-------- Passage provided --------

A package of more than one dozen bills designed to help communities combat California’s affordable housing crisis was approved by the California Legislature on September 15 and sent to the Governor for his signature.  These bills are the culmination of the Legislature’s “Year of Housing” in which more than one hundred housing proposals were introduced and debated.  The Legislature took several different approaches to the housing dilemma, approving bills to provide more funding for affordable housing development, bills aimed to streamlining of local government approval of housing projects, bills designed to restore local government authority to impose inclusionary housing requirements on private housing developers, and bills strengthening the state’s Anti-NIMBY laws.  Governor Brown is expected to sign at least the three major bills in the package, SB 2, SB 3 and SB 35.

--------

■ **Written task 1**: In the entries from the first one through the line containing "network-cell: 0 Mbps [635, 232, 675, 246]", both ends included, rename "VirtualBox Manager" to "VirtualBox Console" and leave everything else unchanged. Give back only those lines.
The passage and the entries have no connection to each other.

-------- Records to use --------

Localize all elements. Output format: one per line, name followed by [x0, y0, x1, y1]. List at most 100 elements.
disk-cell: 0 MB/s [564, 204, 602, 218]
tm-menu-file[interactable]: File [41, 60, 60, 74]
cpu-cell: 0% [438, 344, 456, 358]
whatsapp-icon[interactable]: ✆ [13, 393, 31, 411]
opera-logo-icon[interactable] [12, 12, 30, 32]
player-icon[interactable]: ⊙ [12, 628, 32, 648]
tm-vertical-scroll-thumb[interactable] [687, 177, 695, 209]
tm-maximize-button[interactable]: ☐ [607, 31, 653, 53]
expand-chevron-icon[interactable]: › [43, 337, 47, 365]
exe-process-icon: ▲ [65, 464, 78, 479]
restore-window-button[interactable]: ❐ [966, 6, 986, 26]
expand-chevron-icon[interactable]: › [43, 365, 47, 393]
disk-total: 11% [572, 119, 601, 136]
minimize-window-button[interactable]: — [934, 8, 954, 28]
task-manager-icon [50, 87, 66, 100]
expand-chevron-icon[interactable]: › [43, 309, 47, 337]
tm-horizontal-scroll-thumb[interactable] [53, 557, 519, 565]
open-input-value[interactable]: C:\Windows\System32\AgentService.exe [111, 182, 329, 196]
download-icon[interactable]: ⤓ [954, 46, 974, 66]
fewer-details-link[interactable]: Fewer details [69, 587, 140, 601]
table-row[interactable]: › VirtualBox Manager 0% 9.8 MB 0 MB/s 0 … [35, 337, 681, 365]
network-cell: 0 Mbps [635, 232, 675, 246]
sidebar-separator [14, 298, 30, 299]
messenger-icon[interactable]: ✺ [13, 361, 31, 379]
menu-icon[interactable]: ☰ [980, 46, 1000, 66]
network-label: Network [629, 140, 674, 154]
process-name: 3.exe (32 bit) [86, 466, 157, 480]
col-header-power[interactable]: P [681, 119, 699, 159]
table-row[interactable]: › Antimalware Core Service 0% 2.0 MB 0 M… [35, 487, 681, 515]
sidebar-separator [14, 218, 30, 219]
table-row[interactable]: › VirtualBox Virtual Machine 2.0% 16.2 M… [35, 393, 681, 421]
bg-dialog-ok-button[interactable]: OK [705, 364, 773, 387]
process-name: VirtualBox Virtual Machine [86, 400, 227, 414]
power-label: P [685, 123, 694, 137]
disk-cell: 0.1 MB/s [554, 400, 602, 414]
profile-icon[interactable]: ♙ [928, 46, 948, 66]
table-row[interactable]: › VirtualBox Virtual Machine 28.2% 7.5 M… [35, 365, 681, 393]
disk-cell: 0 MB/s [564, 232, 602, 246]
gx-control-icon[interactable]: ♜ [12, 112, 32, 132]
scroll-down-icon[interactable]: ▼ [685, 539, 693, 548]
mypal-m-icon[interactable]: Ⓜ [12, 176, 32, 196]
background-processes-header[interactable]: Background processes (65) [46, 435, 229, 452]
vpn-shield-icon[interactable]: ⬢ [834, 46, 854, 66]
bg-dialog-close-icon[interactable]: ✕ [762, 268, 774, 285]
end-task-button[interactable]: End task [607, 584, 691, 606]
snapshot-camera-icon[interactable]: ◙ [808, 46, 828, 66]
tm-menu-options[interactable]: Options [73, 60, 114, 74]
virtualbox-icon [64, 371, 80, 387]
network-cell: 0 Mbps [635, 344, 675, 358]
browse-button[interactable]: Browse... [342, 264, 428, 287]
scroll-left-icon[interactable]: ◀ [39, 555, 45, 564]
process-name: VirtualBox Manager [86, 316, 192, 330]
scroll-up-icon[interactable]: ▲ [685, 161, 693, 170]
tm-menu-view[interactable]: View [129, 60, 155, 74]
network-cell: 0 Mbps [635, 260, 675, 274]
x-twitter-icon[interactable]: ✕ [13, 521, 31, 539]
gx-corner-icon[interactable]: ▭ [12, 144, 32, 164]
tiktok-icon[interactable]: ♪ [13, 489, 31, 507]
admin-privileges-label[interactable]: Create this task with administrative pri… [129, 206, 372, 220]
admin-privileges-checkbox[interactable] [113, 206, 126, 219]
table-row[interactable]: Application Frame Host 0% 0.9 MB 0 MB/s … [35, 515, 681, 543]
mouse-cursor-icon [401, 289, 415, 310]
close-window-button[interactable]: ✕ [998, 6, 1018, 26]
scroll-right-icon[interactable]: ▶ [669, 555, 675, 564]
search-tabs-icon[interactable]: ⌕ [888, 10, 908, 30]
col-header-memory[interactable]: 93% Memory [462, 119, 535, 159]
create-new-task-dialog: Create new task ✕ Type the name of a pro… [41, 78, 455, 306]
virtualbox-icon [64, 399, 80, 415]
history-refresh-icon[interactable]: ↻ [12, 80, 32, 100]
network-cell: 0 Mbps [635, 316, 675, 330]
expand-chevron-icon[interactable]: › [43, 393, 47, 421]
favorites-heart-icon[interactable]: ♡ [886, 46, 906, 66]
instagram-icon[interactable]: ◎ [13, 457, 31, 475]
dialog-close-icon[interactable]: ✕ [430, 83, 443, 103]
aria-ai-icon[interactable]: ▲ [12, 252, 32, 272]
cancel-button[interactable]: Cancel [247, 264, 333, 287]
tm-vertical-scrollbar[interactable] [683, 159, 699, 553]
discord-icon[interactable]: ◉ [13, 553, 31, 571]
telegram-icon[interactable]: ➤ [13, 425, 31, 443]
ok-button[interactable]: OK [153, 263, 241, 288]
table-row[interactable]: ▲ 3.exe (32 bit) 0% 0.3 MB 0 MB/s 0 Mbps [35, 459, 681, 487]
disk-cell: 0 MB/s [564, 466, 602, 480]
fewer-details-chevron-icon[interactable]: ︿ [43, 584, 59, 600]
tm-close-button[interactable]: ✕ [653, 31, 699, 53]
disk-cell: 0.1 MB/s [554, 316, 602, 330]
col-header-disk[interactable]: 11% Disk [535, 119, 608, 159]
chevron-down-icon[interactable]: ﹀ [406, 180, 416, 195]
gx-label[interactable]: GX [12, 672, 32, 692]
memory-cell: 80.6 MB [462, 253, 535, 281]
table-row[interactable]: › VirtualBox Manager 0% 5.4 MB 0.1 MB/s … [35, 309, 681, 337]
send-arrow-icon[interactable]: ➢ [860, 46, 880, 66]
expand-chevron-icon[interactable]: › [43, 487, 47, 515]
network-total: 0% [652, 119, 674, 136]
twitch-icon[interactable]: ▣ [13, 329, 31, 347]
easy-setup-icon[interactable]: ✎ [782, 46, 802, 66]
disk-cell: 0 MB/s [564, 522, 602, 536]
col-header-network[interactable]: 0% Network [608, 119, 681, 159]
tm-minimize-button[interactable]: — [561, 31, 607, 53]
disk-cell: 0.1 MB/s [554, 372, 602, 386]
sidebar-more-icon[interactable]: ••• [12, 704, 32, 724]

--------

■ **Written task 2**: Translate this sentence from the passage on California's housing bills into Spanish: "Governor Brown is expected to sign at least the three major bills in the package, SB 2, SB 3 and SB 35."

■ **Full answer 1**:
Localize all elements. Output format: one per line, name followed by [x0, y0, x1, y1]. List at most 100 elements.
disk-cell: 0 MB/s [564, 204, 602, 218]
tm-menu-file[interactable]: File [41, 60, 60, 74]
cpu-cell: 0% [438, 344, 456, 358]
whatsapp-icon[interactable]: ✆ [13, 393, 31, 411]
opera-logo-icon[interactable] [12, 12, 30, 32]
player-icon[interactable]: ⊙ [12, 628, 32, 648]
tm-vertical-scroll-thumb[interactable] [687, 177, 695, 209]
tm-maximize-button[interactable]: ☐ [607, 31, 653, 53]
expand-chevron-icon[interactable]: › [43, 337, 47, 365]
exe-process-icon: ▲ [65, 464, 78, 479]
restore-window-button[interactable]: ❐ [966, 6, 986, 26]
expand-chevron-icon[interactable]: › [43, 365, 47, 393]
disk-total: 11% [572, 119, 601, 136]
minimize-window-button[interactable]: — [934, 8, 954, 28]
task-manager-icon [50, 87, 66, 100]
expand-chevron-icon[interactable]: › [43, 309, 47, 337]
tm-horizontal-scroll-thumb[interactable] [53, 557, 519, 565]
open-input-value[interactable]: C:\Windows\System32\AgentService.exe [111, 182, 329, 196]
download-icon[interactable]: ⤓ [954, 46, 974, 66]
fewer-details-link[interactable]: Fewer details [69, 587, 140, 601]
table-row[interactable]: › VirtualBox Console 0% 9.8 MB 0 MB/s 0 … [35, 337, 681, 365]
network-cell: 0 Mbps [635, 232, 675, 246]

■ **Full answer 2**: Se espera que el gobernador Brown firme al menos los tres proyectos de ley principales del paquete, SB 2, SB 3 y SB 35.